Stored dataset items:
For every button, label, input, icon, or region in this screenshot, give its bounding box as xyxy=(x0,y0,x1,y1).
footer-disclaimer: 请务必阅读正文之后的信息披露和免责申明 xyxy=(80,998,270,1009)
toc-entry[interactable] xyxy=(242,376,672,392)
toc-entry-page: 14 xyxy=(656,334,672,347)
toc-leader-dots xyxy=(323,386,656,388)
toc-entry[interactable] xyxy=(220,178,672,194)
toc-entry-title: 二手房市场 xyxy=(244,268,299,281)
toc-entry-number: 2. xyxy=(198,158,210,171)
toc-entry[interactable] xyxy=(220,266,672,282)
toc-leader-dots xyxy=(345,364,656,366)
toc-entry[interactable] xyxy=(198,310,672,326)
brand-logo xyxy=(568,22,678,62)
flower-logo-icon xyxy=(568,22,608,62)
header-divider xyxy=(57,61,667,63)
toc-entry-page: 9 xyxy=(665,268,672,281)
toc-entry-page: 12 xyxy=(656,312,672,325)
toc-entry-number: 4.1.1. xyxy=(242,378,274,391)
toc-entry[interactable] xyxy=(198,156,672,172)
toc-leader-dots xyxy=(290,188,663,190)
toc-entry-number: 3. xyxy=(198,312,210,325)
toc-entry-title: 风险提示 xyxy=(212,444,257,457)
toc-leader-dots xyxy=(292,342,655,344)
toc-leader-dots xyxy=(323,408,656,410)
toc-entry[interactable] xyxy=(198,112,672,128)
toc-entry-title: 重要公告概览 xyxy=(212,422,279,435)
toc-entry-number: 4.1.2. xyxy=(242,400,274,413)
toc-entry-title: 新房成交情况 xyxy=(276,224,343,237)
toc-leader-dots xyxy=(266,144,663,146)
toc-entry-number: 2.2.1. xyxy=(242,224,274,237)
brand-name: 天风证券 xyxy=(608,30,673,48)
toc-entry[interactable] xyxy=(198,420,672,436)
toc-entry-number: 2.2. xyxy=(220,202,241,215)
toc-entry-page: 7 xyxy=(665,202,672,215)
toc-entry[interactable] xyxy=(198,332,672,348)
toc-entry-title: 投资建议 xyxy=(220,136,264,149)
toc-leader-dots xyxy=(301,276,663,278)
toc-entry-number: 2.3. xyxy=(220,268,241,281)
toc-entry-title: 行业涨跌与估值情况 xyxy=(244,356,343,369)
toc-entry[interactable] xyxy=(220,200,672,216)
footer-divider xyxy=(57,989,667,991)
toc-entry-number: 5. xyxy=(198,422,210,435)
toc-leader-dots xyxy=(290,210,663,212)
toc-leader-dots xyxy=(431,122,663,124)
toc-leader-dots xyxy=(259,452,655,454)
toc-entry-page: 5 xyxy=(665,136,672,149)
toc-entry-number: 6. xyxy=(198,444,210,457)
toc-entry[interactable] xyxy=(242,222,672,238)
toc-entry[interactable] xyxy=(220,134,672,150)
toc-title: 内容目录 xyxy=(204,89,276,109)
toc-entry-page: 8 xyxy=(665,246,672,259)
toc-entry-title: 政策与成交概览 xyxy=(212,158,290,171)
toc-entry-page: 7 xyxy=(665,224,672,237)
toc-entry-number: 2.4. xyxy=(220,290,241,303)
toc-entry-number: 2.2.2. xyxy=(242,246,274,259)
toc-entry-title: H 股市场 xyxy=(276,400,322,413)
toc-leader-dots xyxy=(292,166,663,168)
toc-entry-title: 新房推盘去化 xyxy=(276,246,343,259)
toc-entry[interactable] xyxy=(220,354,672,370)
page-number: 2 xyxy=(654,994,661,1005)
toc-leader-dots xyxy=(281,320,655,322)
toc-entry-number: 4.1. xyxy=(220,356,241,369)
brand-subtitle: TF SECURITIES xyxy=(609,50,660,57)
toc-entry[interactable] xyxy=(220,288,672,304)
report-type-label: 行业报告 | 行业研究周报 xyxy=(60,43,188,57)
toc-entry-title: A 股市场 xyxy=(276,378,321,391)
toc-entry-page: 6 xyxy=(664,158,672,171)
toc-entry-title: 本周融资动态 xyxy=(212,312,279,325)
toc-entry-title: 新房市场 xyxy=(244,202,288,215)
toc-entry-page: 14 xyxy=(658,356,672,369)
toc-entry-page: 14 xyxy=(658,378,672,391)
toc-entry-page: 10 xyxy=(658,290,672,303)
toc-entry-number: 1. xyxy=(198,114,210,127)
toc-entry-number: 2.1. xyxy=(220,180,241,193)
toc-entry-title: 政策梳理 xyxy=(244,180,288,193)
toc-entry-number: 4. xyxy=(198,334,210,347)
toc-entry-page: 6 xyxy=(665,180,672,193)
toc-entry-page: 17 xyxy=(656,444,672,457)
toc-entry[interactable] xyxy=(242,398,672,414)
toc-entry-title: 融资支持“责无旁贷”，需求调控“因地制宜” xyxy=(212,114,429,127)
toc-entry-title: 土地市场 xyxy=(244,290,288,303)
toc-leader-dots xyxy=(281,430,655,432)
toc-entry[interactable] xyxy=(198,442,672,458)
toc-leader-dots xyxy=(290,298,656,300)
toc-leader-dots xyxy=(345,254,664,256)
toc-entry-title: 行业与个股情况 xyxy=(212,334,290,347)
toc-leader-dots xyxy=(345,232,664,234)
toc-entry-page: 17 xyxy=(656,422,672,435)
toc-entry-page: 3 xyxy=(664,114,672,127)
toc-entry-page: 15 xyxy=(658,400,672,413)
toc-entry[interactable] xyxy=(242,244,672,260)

* _Problem description_
Can you arrange every line of the items above into a numbered list, leaving out any blank lines?

* _Solution for this problem_
1. For every button, label, input, icon, or region in this screenshot, give its bounding box as xyxy=(x0,y0,x1,y1).
2. footer-disclaimer: 请务必阅读正文之后的信息披露和免责申明 xyxy=(80,998,270,1009)
3. toc-entry[interactable] xyxy=(242,376,672,392)
4. toc-entry-page: 14 xyxy=(656,334,672,347)
5. toc-leader-dots xyxy=(323,386,656,388)
6. toc-entry[interactable] xyxy=(220,178,672,194)
7. toc-entry-title: 二手房市场 xyxy=(244,268,299,281)
8. toc-entry-number: 2. xyxy=(198,158,210,171)
9. toc-entry[interactable] xyxy=(220,266,672,282)
10. toc-leader-dots xyxy=(345,364,656,366)
11. toc-entry[interactable] xyxy=(198,310,672,326)
12. brand-logo xyxy=(568,22,678,62)
13. flower-logo-icon xyxy=(568,22,608,62)
14. header-divider xyxy=(57,61,667,63)
15. toc-entry-page: 9 xyxy=(665,268,672,281)
16. toc-entry-page: 12 xyxy=(656,312,672,325)
17. toc-entry-number: 4.1.1. xyxy=(242,378,274,391)
18. toc-entry[interactable] xyxy=(198,156,672,172)
19. toc-leader-dots xyxy=(290,188,663,190)
20. toc-entry-number: 3. xyxy=(198,312,210,325)
21. toc-entry-title: 风险提示 xyxy=(212,444,257,457)
22. toc-leader-dots xyxy=(292,342,655,344)
23. toc-leader-dots xyxy=(323,408,656,410)
24. toc-entry[interactable] xyxy=(198,112,672,128)
25. toc-entry-title: 重要公告概览 xyxy=(212,422,279,435)
26. toc-entry-number: 4.1.2. xyxy=(242,400,274,413)
27. toc-entry-title: 新房成交情况 xyxy=(276,224,343,237)
28. toc-leader-dots xyxy=(266,144,663,146)
29. toc-entry-number: 2.2.1. xyxy=(242,224,274,237)
30. brand-name: 天风证券 xyxy=(608,30,673,48)
31. toc-entry[interactable] xyxy=(198,420,672,436)
32. toc-entry-number: 2.2. xyxy=(220,202,241,215)
33. toc-entry-page: 7 xyxy=(665,202,672,215)
34. toc-entry[interactable] xyxy=(198,332,672,348)
35. toc-entry-title: 投资建议 xyxy=(220,136,264,149)
36. toc-leader-dots xyxy=(301,276,663,278)
37. toc-entry-number: 2.3. xyxy=(220,268,241,281)
38. toc-entry-title: 行业涨跌与估值情况 xyxy=(244,356,343,369)
39. toc-entry[interactable] xyxy=(220,200,672,216)
40. footer-divider xyxy=(57,989,667,991)
41. toc-entry-number: 5. xyxy=(198,422,210,435)
42. toc-leader-dots xyxy=(290,210,663,212)
43. toc-leader-dots xyxy=(431,122,663,124)
44. toc-leader-dots xyxy=(259,452,655,454)
45. toc-entry-page: 5 xyxy=(665,136,672,149)
46. toc-entry-number: 6. xyxy=(198,444,210,457)
47. toc-entry[interactable] xyxy=(242,222,672,238)
48. toc-entry[interactable] xyxy=(220,134,672,150)
49. toc-title: 内容目录 xyxy=(204,89,276,109)
50. toc-entry-page: 8 xyxy=(665,246,672,259)
51. toc-entry-title: 政策与成交概览 xyxy=(212,158,290,171)
52. toc-entry-page: 7 xyxy=(665,224,672,237)
53. toc-entry-number: 2.4. xyxy=(220,290,241,303)
54. toc-entry-number: 2.2.2. xyxy=(242,246,274,259)
55. toc-entry-title: H 股市场 xyxy=(276,400,322,413)
56. toc-leader-dots xyxy=(292,166,663,168)
57. toc-entry-title: 新房推盘去化 xyxy=(276,246,343,259)
58. toc-entry[interactable] xyxy=(220,354,672,370)
59. page-number: 2 xyxy=(654,994,661,1005)
60. toc-leader-dots xyxy=(281,320,655,322)
61. toc-entry-number: 4.1. xyxy=(220,356,241,369)
62. brand-subtitle: TF SECURITIES xyxy=(609,50,660,57)
63. toc-entry[interactable] xyxy=(220,288,672,304)
64. report-type-label: 行业报告 | 行业研究周报 xyxy=(60,43,188,57)
65. toc-entry-title: A 股市场 xyxy=(276,378,321,391)
66. toc-entry-page: 6 xyxy=(664,158,672,171)
67. toc-entry-title: 本周融资动态 xyxy=(212,312,279,325)
68. toc-entry-title: 新房市场 xyxy=(244,202,288,215)
69. toc-entry-page: 14 xyxy=(658,356,672,369)
70. toc-entry-page: 14 xyxy=(658,378,672,391)
71. toc-entry-page: 10 xyxy=(658,290,672,303)
72. toc-entry-number: 1. xyxy=(198,114,210,127)
73. toc-entry-number: 2.1. xyxy=(220,180,241,193)
74. toc-entry-title: 政策梳理 xyxy=(244,180,288,193)
75. toc-entry-number: 4. xyxy=(198,334,210,347)
76. toc-entry-page: 6 xyxy=(665,180,672,193)
77. toc-entry-page: 17 xyxy=(656,444,672,457)
78. toc-entry[interactable] xyxy=(242,398,672,414)
79. toc-entry-title: 融资支持“责无旁贷”，需求调控“因地制宜” xyxy=(212,114,429,127)
80. toc-entry-title: 土地市场 xyxy=(244,290,288,303)
81. toc-leader-dots xyxy=(281,430,655,432)
82. toc-entry[interactable] xyxy=(198,442,672,458)
83. toc-leader-dots xyxy=(290,298,656,300)
84. toc-leader-dots xyxy=(345,254,664,256)
85. toc-entry-title: 行业与个股情况 xyxy=(212,334,290,347)
86. toc-leader-dots xyxy=(345,232,664,234)
87. toc-entry-page: 17 xyxy=(656,422,672,435)
88. toc-entry-page: 3 xyxy=(664,114,672,127)
89. toc-entry-page: 15 xyxy=(658,400,672,413)
90. toc-entry[interactable] xyxy=(242,244,672,260)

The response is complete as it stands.